■ Requirements ■
Write out the entries below once more, exactly, with the pictures left out.

[Stored items from a collection]
|---|
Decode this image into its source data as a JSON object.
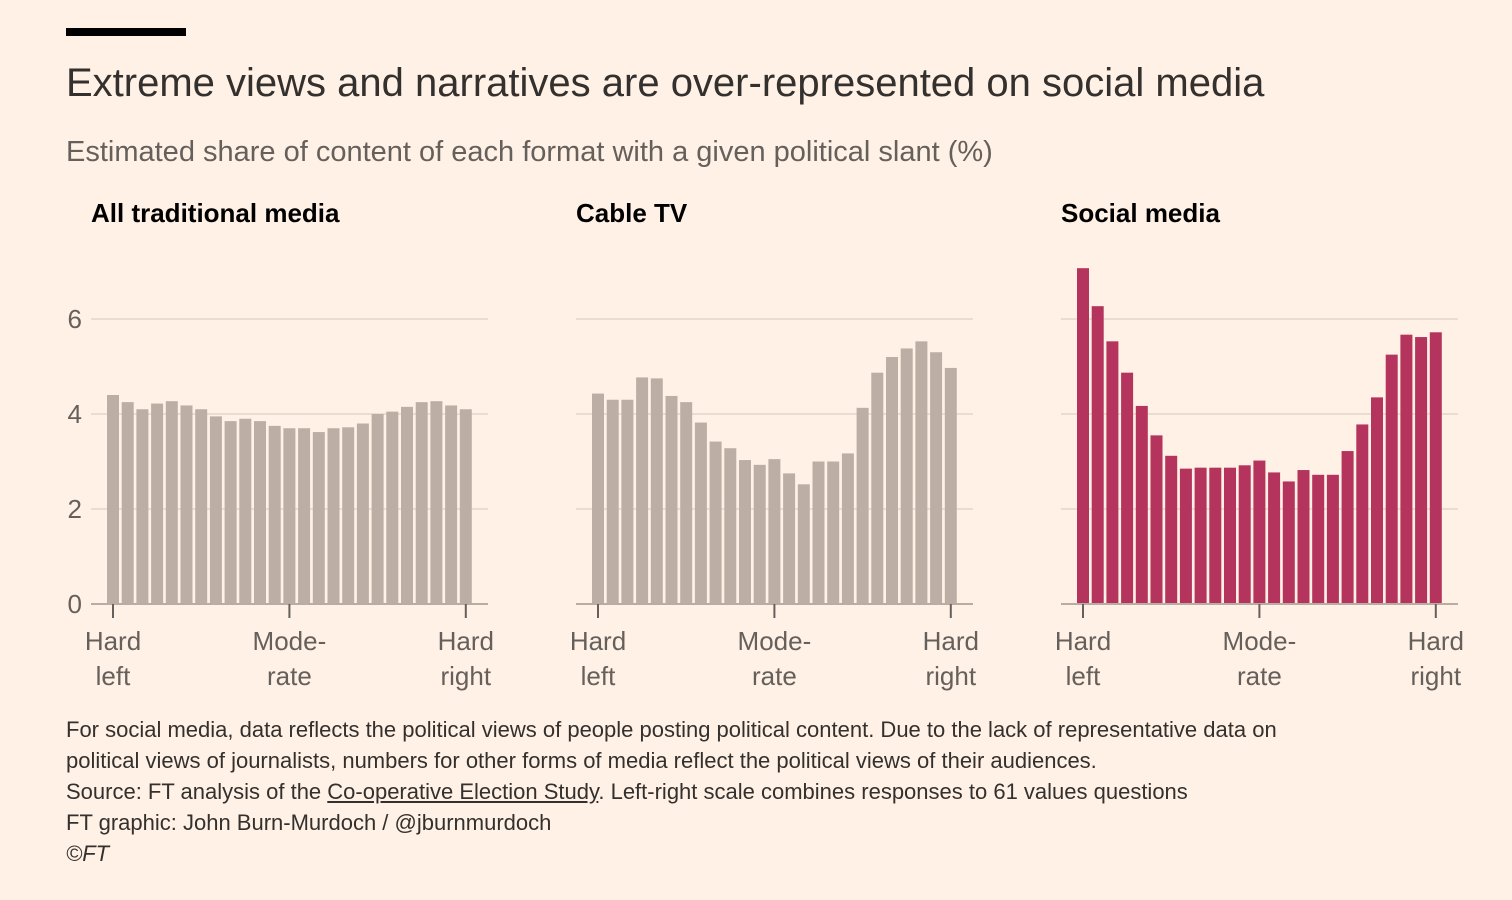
{
  "header": {
    "title": "Extreme views and narratives are over-represented on social media",
    "subtitle": "Estimated share of content of each format with a given political slant (%)"
  },
  "colors": {
    "background": "#fff1e5",
    "traditional_bars": "#bcaea5",
    "social_bars": "#b5345d",
    "gridline": "#e9ddd2",
    "axis": "#b8aca3",
    "text": "#33302e",
    "muted_text": "#66605c"
  },
  "y_axis": {
    "ticks": [
      0,
      2,
      4,
      6
    ],
    "ylim": [
      0,
      7.2
    ]
  },
  "x_axis": {
    "ticks": [
      {
        "line1": "Hard",
        "line2": "left"
      },
      {
        "line1": "Mode-",
        "line2": "rate"
      },
      {
        "line1": "Hard",
        "line2": "right"
      }
    ]
  },
  "chart_data": [
    {
      "type": "bar",
      "title": "All traditional media",
      "values": [
        4.4,
        4.25,
        4.1,
        4.22,
        4.27,
        4.18,
        4.1,
        3.95,
        3.85,
        3.9,
        3.85,
        3.75,
        3.7,
        3.7,
        3.62,
        3.7,
        3.72,
        3.8,
        4.0,
        4.05,
        4.15,
        4.25,
        4.27,
        4.18,
        4.1
      ],
      "ylim": [
        0,
        7.2
      ]
    },
    {
      "type": "bar",
      "title": "Cable TV",
      "values": [
        4.43,
        4.3,
        4.3,
        4.77,
        4.75,
        4.38,
        4.25,
        3.82,
        3.42,
        3.28,
        3.03,
        2.93,
        3.05,
        2.75,
        2.52,
        3.0,
        3.0,
        3.17,
        4.13,
        4.87,
        5.2,
        5.38,
        5.53,
        5.3,
        4.97
      ],
      "ylim": [
        0,
        7.2
      ]
    },
    {
      "type": "bar",
      "title": "Social media",
      "values": [
        7.07,
        6.27,
        5.53,
        4.87,
        4.17,
        3.55,
        3.12,
        2.85,
        2.87,
        2.87,
        2.87,
        2.92,
        3.02,
        2.77,
        2.58,
        2.82,
        2.72,
        2.72,
        3.22,
        3.78,
        4.35,
        5.25,
        5.67,
        5.62,
        5.72
      ],
      "ylim": [
        0,
        7.2
      ]
    }
  ],
  "footer": {
    "note_line1": "For social media, data reflects the political views of people posting political content. Due to the lack of representative data on",
    "note_line2": "political views of journalists, numbers for other forms of media reflect the political views of their audiences.",
    "source_prefix": "Source: FT analysis of the ",
    "source_link": "Co-operative Election Study",
    "source_suffix": ". Left-right scale combines responses to 61 values questions",
    "credit": "FT graphic: John Burn-Murdoch / @jburnmurdoch",
    "copyright": "©FT"
  }
}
|---|
■ Response ■
Decode this image into its source data as a JSON object.
{
  "header": {
    "title": "Extreme views and narratives are over-represented on social media",
    "subtitle": "Estimated share of content of each format with a given political slant (%)"
  },
  "colors": {
    "background": "#fff1e5",
    "traditional_bars": "#bcaea5",
    "social_bars": "#b5345d",
    "gridline": "#e9ddd2",
    "axis": "#b8aca3",
    "text": "#33302e",
    "muted_text": "#66605c"
  },
  "y_axis": {
    "ticks": [
      0,
      2,
      4,
      6
    ],
    "ylim": [
      0,
      7.2
    ]
  },
  "x_axis": {
    "ticks": [
      {
        "line1": "Hard",
        "line2": "left"
      },
      {
        "line1": "Mode-",
        "line2": "rate"
      },
      {
        "line1": "Hard",
        "line2": "right"
      }
    ]
  },
  "chart_data": [
    {
      "type": "bar",
      "title": "All traditional media",
      "values": [
        4.4,
        4.25,
        4.1,
        4.22,
        4.27,
        4.18,
        4.1,
        3.95,
        3.85,
        3.9,
        3.85,
        3.75,
        3.7,
        3.7,
        3.62,
        3.7,
        3.72,
        3.8,
        4.0,
        4.05,
        4.15,
        4.25,
        4.27,
        4.18,
        4.1
      ],
      "ylim": [
        0,
        7.2
      ]
    },
    {
      "type": "bar",
      "title": "Cable TV",
      "values": [
        4.43,
        4.3,
        4.3,
        4.77,
        4.75,
        4.38,
        4.25,
        3.82,
        3.42,
        3.28,
        3.03,
        2.93,
        3.05,
        2.75,
        2.52,
        3.0,
        3.0,
        3.17,
        4.13,
        4.87,
        5.2,
        5.38,
        5.53,
        5.3,
        4.97
      ],
      "ylim": [
        0,
        7.2
      ]
    },
    {
      "type": "bar",
      "title": "Social media",
      "values": [
        7.07,
        6.27,
        5.53,
        4.87,
        4.17,
        3.55,
        3.12,
        2.85,
        2.87,
        2.87,
        2.87,
        2.92,
        3.02,
        2.77,
        2.58,
        2.82,
        2.72,
        2.72,
        3.22,
        3.78,
        4.35,
        5.25,
        5.67,
        5.62,
        5.72
      ],
      "ylim": [
        0,
        7.2
      ]
    }
  ],
  "footer": {
    "note_line1": "For social media, data reflects the political views of people posting political content. Due to the lack of representative data on",
    "note_line2": "political views of journalists, numbers for other forms of media reflect the political views of their audiences.",
    "source_prefix": "Source: FT analysis of the ",
    "source_link": "Co-operative Election Study",
    "source_suffix": ". Left-right scale combines responses to 61 values questions",
    "credit": "FT graphic: John Burn-Murdoch / @jburnmurdoch",
    "copyright": "©FT"
  }
}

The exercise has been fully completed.